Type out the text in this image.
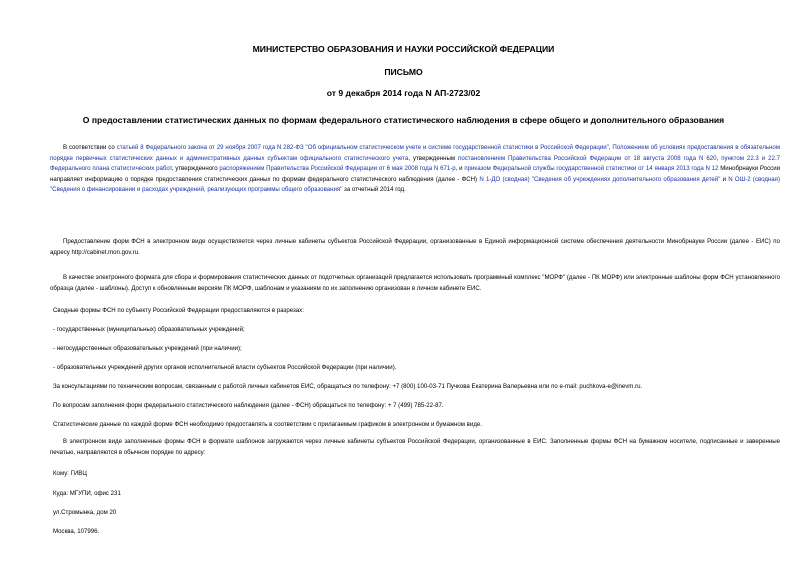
МИНИСТЕРСТВО ОБРАЗОВАНИЯ И НАУКИ РОССИЙСКОЙ ФЕДЕРАЦИИ
ПИСЬМО
от 9 декабря 2014 года N АП-2723/02
О предоставлении статистических данных по формам федерального статистического наблюдения в сфере общего и дополнительного образования

В соответствии со статьей 8 Федерального закона от 29 ноября 2007 года N 282-ФЗ "Об официальном статистическом учете и системе государственной статистики в Российской Федерации", Положением об условиях предоставления в обязательном порядке первичных статистических данных и административных данных субъектам официального статистического учета, утвержденным постановлением Правительства Российской Федерации от 18 августа 2008 года N 620, пунктом 22.3 и 22.7 Федерального плана статистических работ, утвержденного распоряжением Правительства Российской Федерации от 6 мая 2008 года N 671-р, и приказом Федеральной службы государственной статистики от 14 января 2013 года N 12 Минобрнауки России направляет информацию о порядке предоставления статистических данных по формам федерального статистического наблюдения (далее - ФСН) N 1-ДО (сводная) "Сведения об учреждениях дополнительного образования детей" и N ОШ-2 (сводная) "Сведения о финансировании и расходах учреждений, реализующих программы общего образования" за отчетный 2014 год.

Предоставление форм ФСН в электронном виде осуществляется через личные кабинеты субъектов Российской Федерации, организованные в Единой информационной системе обеспечения деятельности Минобрнауки России (далее - ЕИС) по адресу http://cabinet.mon.gov.ru.

В качестве электронного формата для сбора и формирования статистических данных от подотчетных организаций предлагается использовать программный комплекс "МОРФ" (далее - ПК МОРФ) или электронные шаблоны форм ФСН установленного образца (далее - шаблоны). Доступ к обновленным версиям ПК МОРФ, шаблонам и указаниям по их заполнению организован в личном кабинете ЕИС.

Сводные формы ФСН по субъекту Российской Федерации предоставляются в разрезах:
- государственных (муниципальных) образовательных учреждений;
- негосударственных образовательных учреждений (при наличии);
- образовательных учреждений других органов исполнительной власти субъектов Российской Федерации (при наличии).
За консультациями по техническим вопросам, связанным с работой личных кабинетов ЕИС, обращаться по телефону: +7 (800) 100-03-71 Пучкова Екатерина Валерьевна или по e-mail: puchkova-e@inevm.ru.
По вопросам заполнения форм федерального статистического наблюдения (далее - ФСН) обращаться по телефону: + 7 (499) 785-22-87.
Статистические данные по каждой форме ФСН необходимо предоставлять в соответствии с прилагаемым графиком в электронном и бумажном виде.

В электронном виде заполненные формы ФСН в формате шаблонов загружаются через личные кабинеты субъектов Российской Федерации, организованные в ЕИС. Заполненные формы ФСН на бумажном носителе, подписанные и заверенные печатью, направляются в обычном порядке по адресу:

Кому: ГИВЦ
Куда: МГУПИ, офис 231
ул.Стромынка, дом 20
Москва, 107996.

What is asked
Gather up every line from the listing above in which the word "статистического" occurs.

Written reply
О предоставлении статистических данных по формам федерального статистического наблюдения в сфере общего и дополнительного образования
В соответствии со статьей 8 Федерального закона от 29 ноября 2007 года N 282-ФЗ "Об официальном статистическом учете и системе государственной статистики в Российской Федерации", Положением об условиях предоставления в обязательном порядке первичных статистических данных и административных данных субъектам официального статистического учета, утвержденным постановлением Правительства Российской Федерации от 18 августа 2008 года N 620, пунктом 22.3 и 22.7 Федерального плана статистических работ, утвержденного распоряжением Правительства Российской Федерации от 6 мая 2008 года N 671-р, и приказом Федеральной службы государственной статистики от 14 января 2013 года N 12 Минобрнауки России направляет информацию о порядке предоставления статистических данных по формам федерального статистического наблюдения (далее - ФСН) N 1-ДО (сводная) "Сведения об учреждениях дополнительного образования детей" и N ОШ-2 (сводная) "Сведения о финансировании и расходах учреждений, реализующих программы общего образования" за отчетный 2014 год.
По вопросам заполнения форм федерального статистического наблюдения (далее - ФСН) обращаться по телефону: + 7 (499) 785-22-87.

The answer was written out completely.